* _What you need to do_:
Using the data below, gather each line that includes the word "酿造工艺用水标准".

[Records from a data source]
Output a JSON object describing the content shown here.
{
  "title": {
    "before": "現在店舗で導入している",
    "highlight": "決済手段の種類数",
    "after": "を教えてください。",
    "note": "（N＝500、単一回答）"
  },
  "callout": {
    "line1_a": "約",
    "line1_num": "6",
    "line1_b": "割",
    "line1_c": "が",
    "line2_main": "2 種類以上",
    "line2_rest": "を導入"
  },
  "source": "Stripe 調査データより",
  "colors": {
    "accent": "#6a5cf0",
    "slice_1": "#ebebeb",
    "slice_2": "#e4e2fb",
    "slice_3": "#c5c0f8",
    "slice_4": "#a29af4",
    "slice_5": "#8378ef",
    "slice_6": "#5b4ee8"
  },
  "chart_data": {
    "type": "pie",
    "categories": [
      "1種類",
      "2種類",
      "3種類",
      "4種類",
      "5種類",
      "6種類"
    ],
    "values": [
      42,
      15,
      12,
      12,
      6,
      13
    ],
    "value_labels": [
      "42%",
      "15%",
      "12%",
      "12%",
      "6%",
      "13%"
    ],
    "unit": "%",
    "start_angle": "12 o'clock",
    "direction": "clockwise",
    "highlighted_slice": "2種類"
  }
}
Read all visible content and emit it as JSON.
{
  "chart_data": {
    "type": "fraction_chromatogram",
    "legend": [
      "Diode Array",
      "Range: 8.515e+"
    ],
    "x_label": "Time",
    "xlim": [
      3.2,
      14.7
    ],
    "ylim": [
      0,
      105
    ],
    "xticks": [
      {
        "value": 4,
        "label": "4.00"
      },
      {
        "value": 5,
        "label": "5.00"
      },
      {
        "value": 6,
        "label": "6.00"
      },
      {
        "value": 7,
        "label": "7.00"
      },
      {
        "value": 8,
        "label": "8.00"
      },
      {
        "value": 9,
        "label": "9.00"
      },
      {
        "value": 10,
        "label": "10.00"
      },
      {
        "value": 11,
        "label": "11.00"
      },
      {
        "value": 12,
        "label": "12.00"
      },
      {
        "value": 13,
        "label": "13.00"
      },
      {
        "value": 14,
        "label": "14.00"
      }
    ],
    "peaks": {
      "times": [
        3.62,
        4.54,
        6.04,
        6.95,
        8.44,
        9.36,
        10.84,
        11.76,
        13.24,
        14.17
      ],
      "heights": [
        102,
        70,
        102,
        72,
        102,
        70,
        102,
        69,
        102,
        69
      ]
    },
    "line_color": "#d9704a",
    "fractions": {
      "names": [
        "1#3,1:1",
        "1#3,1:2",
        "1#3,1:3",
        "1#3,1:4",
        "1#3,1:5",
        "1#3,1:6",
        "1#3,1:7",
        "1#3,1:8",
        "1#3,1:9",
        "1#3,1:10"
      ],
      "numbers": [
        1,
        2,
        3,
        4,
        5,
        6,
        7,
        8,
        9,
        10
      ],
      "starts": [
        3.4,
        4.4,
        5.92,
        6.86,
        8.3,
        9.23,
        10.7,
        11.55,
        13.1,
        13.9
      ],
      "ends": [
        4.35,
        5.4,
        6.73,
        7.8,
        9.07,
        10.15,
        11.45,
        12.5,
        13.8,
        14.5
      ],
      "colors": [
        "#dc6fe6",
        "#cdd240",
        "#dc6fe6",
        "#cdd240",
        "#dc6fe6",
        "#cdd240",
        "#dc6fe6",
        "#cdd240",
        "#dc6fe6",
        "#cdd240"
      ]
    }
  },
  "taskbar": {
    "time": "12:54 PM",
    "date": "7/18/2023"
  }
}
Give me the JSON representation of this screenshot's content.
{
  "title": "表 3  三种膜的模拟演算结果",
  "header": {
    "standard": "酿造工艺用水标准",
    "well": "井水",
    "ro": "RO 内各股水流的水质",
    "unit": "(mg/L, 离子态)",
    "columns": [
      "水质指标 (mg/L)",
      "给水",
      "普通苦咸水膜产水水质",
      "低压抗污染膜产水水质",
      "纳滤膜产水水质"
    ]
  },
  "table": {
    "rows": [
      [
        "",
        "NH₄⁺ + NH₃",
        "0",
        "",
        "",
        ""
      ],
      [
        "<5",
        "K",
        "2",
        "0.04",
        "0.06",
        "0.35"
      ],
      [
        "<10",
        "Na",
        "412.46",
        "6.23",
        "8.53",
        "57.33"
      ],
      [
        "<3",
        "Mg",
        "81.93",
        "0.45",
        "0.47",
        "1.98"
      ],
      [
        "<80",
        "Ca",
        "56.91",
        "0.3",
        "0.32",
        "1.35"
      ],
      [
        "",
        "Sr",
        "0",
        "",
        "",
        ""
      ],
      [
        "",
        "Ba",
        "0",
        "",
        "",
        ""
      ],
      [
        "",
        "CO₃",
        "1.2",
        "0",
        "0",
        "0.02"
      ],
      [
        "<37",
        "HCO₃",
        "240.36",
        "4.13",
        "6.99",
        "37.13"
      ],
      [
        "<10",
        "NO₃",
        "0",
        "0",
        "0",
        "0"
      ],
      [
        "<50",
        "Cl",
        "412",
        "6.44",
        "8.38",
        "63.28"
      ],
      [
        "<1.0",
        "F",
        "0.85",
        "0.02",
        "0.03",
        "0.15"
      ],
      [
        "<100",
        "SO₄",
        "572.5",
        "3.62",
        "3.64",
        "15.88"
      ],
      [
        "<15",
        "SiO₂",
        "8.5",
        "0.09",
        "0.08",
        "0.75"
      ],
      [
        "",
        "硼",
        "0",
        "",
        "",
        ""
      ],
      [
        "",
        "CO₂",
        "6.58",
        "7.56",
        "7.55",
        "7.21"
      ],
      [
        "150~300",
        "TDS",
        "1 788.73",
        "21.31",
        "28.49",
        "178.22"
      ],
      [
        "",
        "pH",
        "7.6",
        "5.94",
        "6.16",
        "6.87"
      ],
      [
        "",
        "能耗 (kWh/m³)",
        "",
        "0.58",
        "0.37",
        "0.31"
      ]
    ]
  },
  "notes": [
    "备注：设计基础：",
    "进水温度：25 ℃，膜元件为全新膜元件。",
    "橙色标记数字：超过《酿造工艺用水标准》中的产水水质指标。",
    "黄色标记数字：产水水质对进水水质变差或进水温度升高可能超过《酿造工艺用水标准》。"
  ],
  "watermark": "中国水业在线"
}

* _Written response_:
    "standard": "酿造工艺用水标准",
    "橙色标记数字：超过《酿造工艺用水标准》中的产水水质指标。",
    "黄色标记数字：产水水质对进水水质变差或进水温度升高可能超过《酿造工艺用水标准》。"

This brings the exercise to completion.